(Structured figure records)
┌──

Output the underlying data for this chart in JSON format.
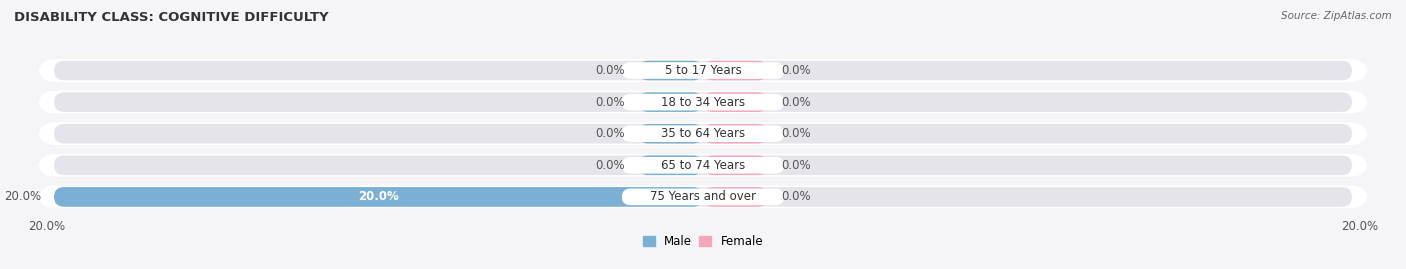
{
  "title": "DISABILITY CLASS: COGNITIVE DIFFICULTY",
  "source": "Source: ZipAtlas.com",
  "categories": [
    "5 to 17 Years",
    "18 to 34 Years",
    "35 to 64 Years",
    "65 to 74 Years",
    "75 Years and over"
  ],
  "male_values": [
    0.0,
    0.0,
    0.0,
    0.0,
    20.0
  ],
  "female_values": [
    0.0,
    0.0,
    0.0,
    0.0,
    0.0
  ],
  "male_color": "#7bafd4",
  "female_color": "#f4a7b9",
  "bar_bg_color": "#e4e4ea",
  "label_bg_color": "#ffffff",
  "axis_limit": 20.0,
  "min_stub": 2.0,
  "title_fontsize": 9.5,
  "label_fontsize": 8.5,
  "value_fontsize": 8.5,
  "tick_fontsize": 8.5,
  "bar_height": 0.62,
  "background_color": "#f5f5f7",
  "row_bg_color": "#f5f5f7"
}
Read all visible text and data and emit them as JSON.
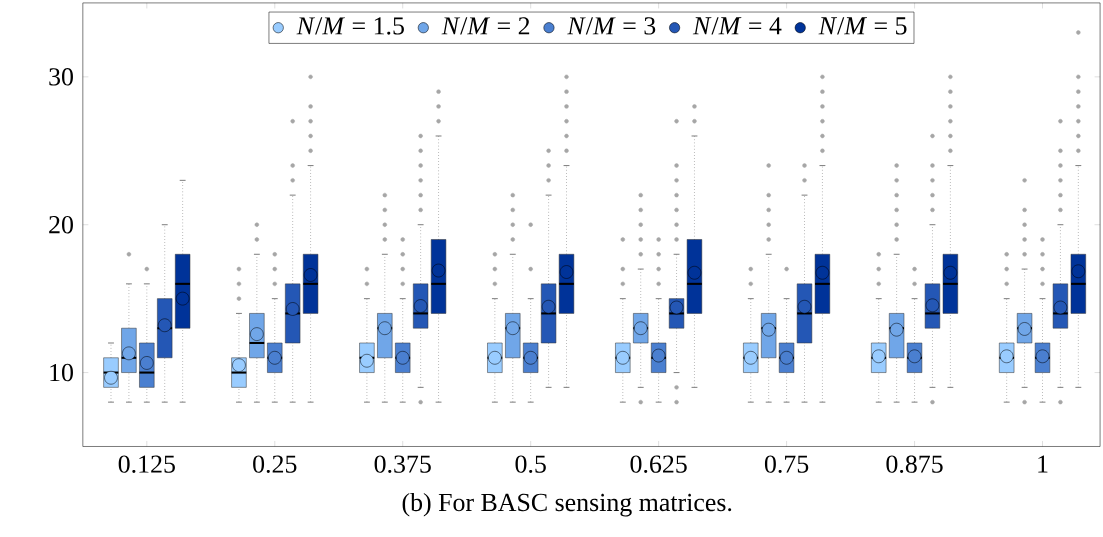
{
  "chart_data": {
    "type": "box",
    "categories": [
      "0.125",
      "0.25",
      "0.375",
      "0.5",
      "0.625",
      "0.75",
      "0.875",
      "1"
    ],
    "ylim": [
      5,
      35
    ],
    "yticks": [
      10,
      20,
      30
    ],
    "legend": "top",
    "annotations": [
      "(b) For BASC sensing matrices."
    ],
    "series": [
      {
        "name": "*N*/*M* = 1.5",
        "color": "#99ccff",
        "boxes": [
          {
            "low": 8,
            "q1": 9,
            "median": 10,
            "q3": 11,
            "high": 12,
            "mean": 9.65
          },
          {
            "low": 8,
            "q1": 9,
            "median": 10,
            "q3": 11,
            "high": 14,
            "mean": 10.5,
            "outliers": [
              15,
              16,
              17
            ]
          },
          {
            "low": 8,
            "q1": 10,
            "median": 11,
            "q3": 12,
            "high": 15,
            "mean": 10.8,
            "outliers": [
              16,
              17
            ]
          },
          {
            "low": 8,
            "q1": 10,
            "median": 11,
            "q3": 12,
            "high": 15,
            "mean": 11,
            "outliers": [
              16,
              17,
              18
            ]
          },
          {
            "low": 8,
            "q1": 10,
            "median": 11,
            "q3": 12,
            "high": 15,
            "mean": 11,
            "outliers": [
              16,
              17,
              19
            ]
          },
          {
            "low": 8,
            "q1": 10,
            "median": 11,
            "q3": 12,
            "high": 15,
            "mean": 11,
            "outliers": [
              16,
              17
            ]
          },
          {
            "low": 8,
            "q1": 10,
            "median": 11,
            "q3": 12,
            "high": 15,
            "mean": 11.1,
            "outliers": [
              16,
              17,
              18
            ]
          },
          {
            "low": 8,
            "q1": 10,
            "median": 11,
            "q3": 12,
            "high": 15,
            "mean": 11.1,
            "outliers": [
              16,
              17,
              18
            ]
          }
        ]
      },
      {
        "name": "*N*/*M* = 2",
        "color": "#70a6e8",
        "boxes": [
          {
            "low": 8,
            "q1": 10,
            "median": 11,
            "q3": 13,
            "high": 16,
            "mean": 11.3,
            "outliers": [
              18
            ]
          },
          {
            "low": 8,
            "q1": 11,
            "median": 12,
            "q3": 14,
            "high": 18,
            "mean": 12.6,
            "outliers": [
              19,
              20
            ]
          },
          {
            "low": 8,
            "q1": 11,
            "median": 13,
            "q3": 14,
            "high": 18,
            "mean": 13,
            "outliers": [
              19,
              20,
              21,
              22
            ]
          },
          {
            "low": 8,
            "q1": 11,
            "median": 13,
            "q3": 14,
            "high": 18,
            "mean": 13,
            "outliers": [
              19,
              20,
              21,
              22
            ]
          },
          {
            "low": 9,
            "q1": 12,
            "median": 13,
            "q3": 14,
            "high": 17,
            "mean": 13,
            "outliers": [
              8,
              18,
              19,
              20,
              21,
              22
            ]
          },
          {
            "low": 8,
            "q1": 11,
            "median": 13,
            "q3": 14,
            "high": 18,
            "mean": 12.9,
            "outliers": [
              19,
              20,
              21,
              22,
              24
            ]
          },
          {
            "low": 8,
            "q1": 11,
            "median": 13,
            "q3": 14,
            "high": 18,
            "mean": 12.9,
            "outliers": [
              19,
              20,
              21,
              22,
              23,
              24
            ]
          },
          {
            "low": 9,
            "q1": 12,
            "median": 13,
            "q3": 14,
            "high": 17,
            "mean": 12.95,
            "outliers": [
              8,
              18,
              19,
              20,
              21,
              23
            ]
          }
        ]
      },
      {
        "name": "*N*/*M* = 3",
        "color": "#4a7fd0",
        "boxes": [
          {
            "low": 8,
            "q1": 9,
            "median": 10,
            "q3": 12,
            "high": 16,
            "mean": 10.65,
            "outliers": [
              17
            ]
          },
          {
            "low": 8,
            "q1": 10,
            "median": 11,
            "q3": 12,
            "high": 15,
            "mean": 11,
            "outliers": [
              16,
              17,
              18
            ]
          },
          {
            "low": 8,
            "q1": 10,
            "median": 11,
            "q3": 12,
            "high": 15,
            "mean": 11,
            "outliers": [
              16,
              17,
              18,
              19
            ]
          },
          {
            "low": 8,
            "q1": 10,
            "median": 11,
            "q3": 12,
            "high": 15,
            "mean": 11,
            "outliers": [
              17,
              20
            ]
          },
          {
            "low": 8,
            "q1": 10,
            "median": 11,
            "q3": 12,
            "high": 15,
            "mean": 11.15,
            "outliers": [
              16,
              17,
              18,
              19
            ]
          },
          {
            "low": 8,
            "q1": 10,
            "median": 11,
            "q3": 12,
            "high": 15,
            "mean": 11,
            "outliers": [
              17
            ]
          },
          {
            "low": 8,
            "q1": 10,
            "median": 11,
            "q3": 12,
            "high": 15,
            "mean": 11.1,
            "outliers": [
              16,
              17
            ]
          },
          {
            "low": 8,
            "q1": 10,
            "median": 11,
            "q3": 12,
            "high": 15,
            "mean": 11.1,
            "outliers": [
              16,
              17,
              18,
              19
            ]
          }
        ]
      },
      {
        "name": "*N*/*M* = 4",
        "color": "#2457b5",
        "boxes": [
          {
            "low": 8,
            "q1": 11,
            "median": 13,
            "q3": 15,
            "high": 20,
            "mean": 13.2
          },
          {
            "low": 8,
            "q1": 12,
            "median": 14,
            "q3": 16,
            "high": 22,
            "mean": 14.3,
            "outliers": [
              23,
              24,
              27
            ]
          },
          {
            "low": 9,
            "q1": 13,
            "median": 14,
            "q3": 16,
            "high": 20,
            "mean": 14.5,
            "outliers": [
              8,
              21,
              22,
              23,
              24,
              25,
              26
            ]
          },
          {
            "low": 9,
            "q1": 12,
            "median": 14,
            "q3": 16,
            "high": 22,
            "mean": 14.45,
            "outliers": [
              23,
              24,
              25
            ]
          },
          {
            "low": 10,
            "q1": 13,
            "median": 14,
            "q3": 15,
            "high": 18,
            "mean": 14.4,
            "outliers": [
              8,
              9,
              19,
              20,
              21,
              22,
              23,
              24,
              27
            ]
          },
          {
            "low": 8,
            "q1": 12,
            "median": 14,
            "q3": 16,
            "high": 22,
            "mean": 14.45,
            "outliers": [
              23,
              24
            ]
          },
          {
            "low": 9,
            "q1": 13,
            "median": 14,
            "q3": 16,
            "high": 20,
            "mean": 14.55,
            "outliers": [
              8,
              21,
              22,
              23,
              24,
              26
            ]
          },
          {
            "low": 9,
            "q1": 13,
            "median": 14,
            "q3": 16,
            "high": 20,
            "mean": 14.4,
            "outliers": [
              8,
              21,
              22,
              23,
              24,
              25,
              27
            ]
          }
        ]
      },
      {
        "name": "*N*/*M* = 5",
        "color": "#003399",
        "boxes": [
          {
            "low": 8,
            "q1": 13,
            "median": 16,
            "q3": 18,
            "high": 23,
            "mean": 15
          },
          {
            "low": 8,
            "q1": 14,
            "median": 16,
            "q3": 18,
            "high": 24,
            "mean": 16.6,
            "outliers": [
              25,
              26,
              27,
              28,
              30
            ]
          },
          {
            "low": 8,
            "q1": 14,
            "median": 16,
            "q3": 19,
            "high": 26,
            "mean": 16.9,
            "outliers": [
              27,
              28,
              29
            ]
          },
          {
            "low": 9,
            "q1": 14,
            "median": 16,
            "q3": 18,
            "high": 24,
            "mean": 16.8,
            "outliers": [
              25,
              26,
              27,
              28,
              29,
              30
            ]
          },
          {
            "low": 9,
            "q1": 14,
            "median": 16,
            "q3": 19,
            "high": 26,
            "mean": 16.75,
            "outliers": [
              27,
              28
            ]
          },
          {
            "low": 8,
            "q1": 14,
            "median": 16,
            "q3": 18,
            "high": 24,
            "mean": 16.75,
            "outliers": [
              25,
              26,
              27,
              28,
              29,
              30
            ]
          },
          {
            "low": 9,
            "q1": 14,
            "median": 16,
            "q3": 18,
            "high": 24,
            "mean": 16.75,
            "outliers": [
              25,
              26,
              27,
              28,
              29,
              30
            ]
          },
          {
            "low": 9,
            "q1": 14,
            "median": 16,
            "q3": 18,
            "high": 24,
            "mean": 16.85,
            "outliers": [
              25,
              26,
              27,
              28,
              29,
              30,
              33
            ]
          }
        ]
      }
    ]
  }
}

└──

* Problem requirements
Give the number of lines above that hold the word "name", and nothing more.

* Task result
5